**Aim**
Wherever the word "согл" appears in a line, extract that line.

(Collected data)

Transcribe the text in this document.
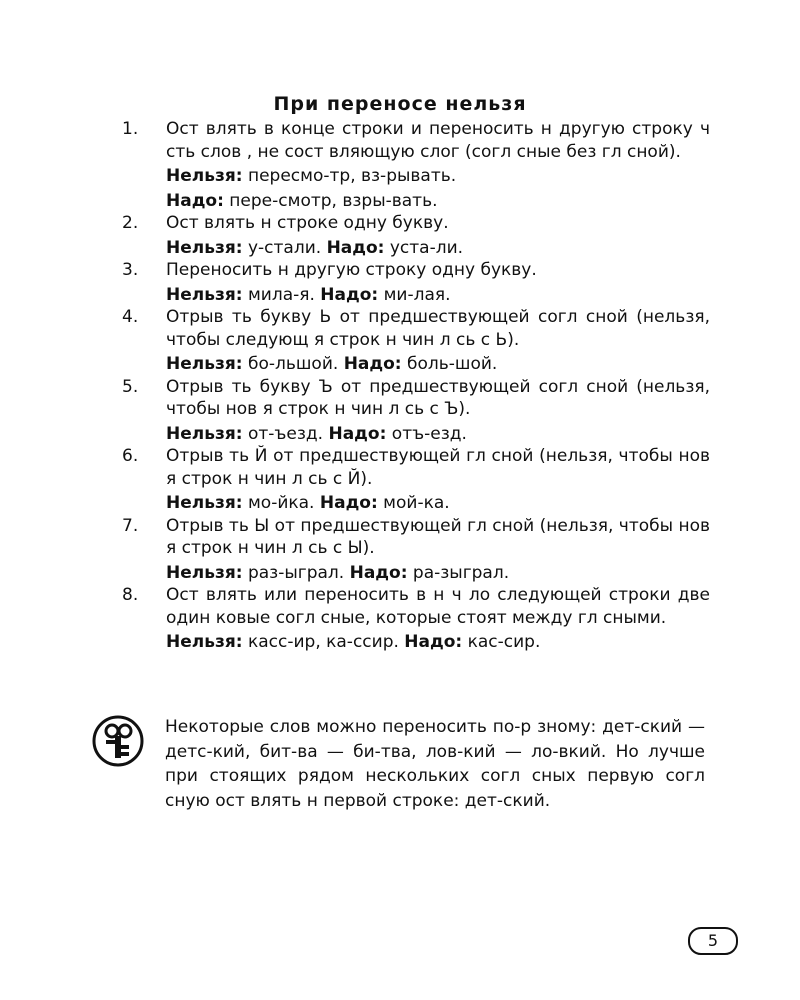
При переносе нельзя
1. Ост влять в конце строки и переносить н другую строку ч сть слов , не сост вляющую слог (согл сные без гл сной).
Нельзя: пересмо-тр, вз-рывать.
Надо: пере-смотр, взры-вать.
2. Ост влять н строке одну букву.
Нельзя: у-стали. Надо: уста-ли.
3. Переносить н другую строку одну букву.
Нельзя: мила-я. Надо: ми-лая.
4. Отрыв ть букву Ь от предшествующей согл сной (нельзя, чтобы следующ я строк н чин л сь с Ь).
Нельзя: бо-льшой. Надо: боль-шой.
5. Отрыв ть букву Ъ от предшествующей согл сной (нельзя, чтобы нов я строк н чин л сь с Ъ).
Нельзя: от-ъезд. Надо: отъ-езд.
6. Отрыв ть Й от предшествующей гл сной (нельзя, чтобы нов я строк н чин л сь с Й).
Нельзя: мо-йка. Надо: мой-ка.
7. Отрыв ть Ы от предшествующей гл сной (нельзя, чтобы нов я строк н чин л сь с Ы).
Нельзя: раз-ыграл. Надо: ра-зыграл.
8. Ост влять или переносить в н ч ло следующей строки две один ковые согл сные, которые стоят между гл сными.
Нельзя: касс-ир, ка-ссир. Надо: кас-сир.

Некоторые слов можно переносить по-р зному: дет-ский — детс-кий, бит-ва — би-тва, лов-кий — ло-вкий. Но лучше при стоящих рядом нескольких согл сных первую согл сную ост влять н первой строке: дет-ский.

5
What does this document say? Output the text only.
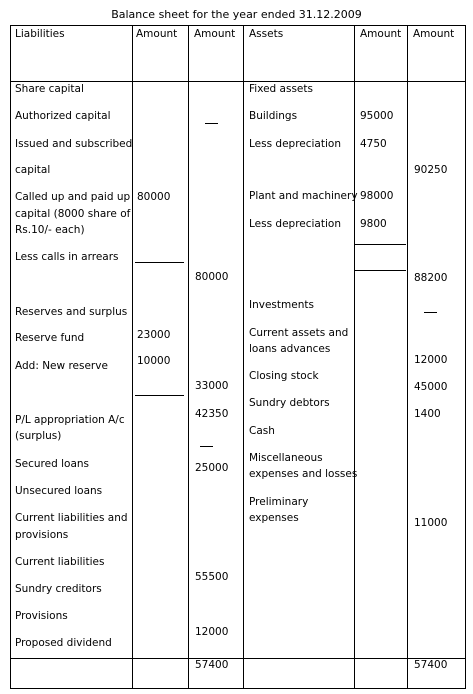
Balance sheet for the year ended 31.12.2009
Liabilities	Amount Amount Assets	Amount Amount
Share capital
Authorized capital
Issued and subscribed
capital
Called up and paid up
capital (8000 share of
Rs.10/- each)
Less calls in arrears
Reserves and surplus
Reserve fund
Add: New reserve
P/L appropriation A/c
(surplus)
Secured loans
Unsecured loans
Current liabilities and
provisions
Current liabilities
Sundry creditors
Provisions
Proposed dividend
80000
23000
10000
80000
33000
42350
25000
55500
12000
57400
Fixed assets
Buildings
Less depreciation
Plant and machinery
Less depreciation
Investments
Current assets and
loans advances
Closing stock
Sundry debtors
Cash
Miscellaneous
expenses and losses
Preliminary
expenses
95000
4750
98000
9800
90250
88200
12000
45000
1400
11000
57400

**Output**
1. Ост влять в конце строки и переносить н другую строку ч сть слов , не сост вляющую слог (согл сные без гл сной).
4. Отрыв ть букву Ь от предшествующей согл сной (нельзя, чтобы следующ я строк н чин л сь с Ь).
5. Отрыв ть букву Ъ от предшествующей согл сной (нельзя, чтобы нов я строк н чин л сь с Ъ).
8. Ост влять или переносить в н ч ло следующей строки две один ковые согл сные, которые стоят между гл сными.
Некоторые слов можно переносить по-р зному: дет-ский — детс-кий, бит-ва — би-тва, лов-кий — ло-вкий. Но лучше при стоящих рядом нескольких согл сных первую согл сную ост влять н первой строке: дет-ский.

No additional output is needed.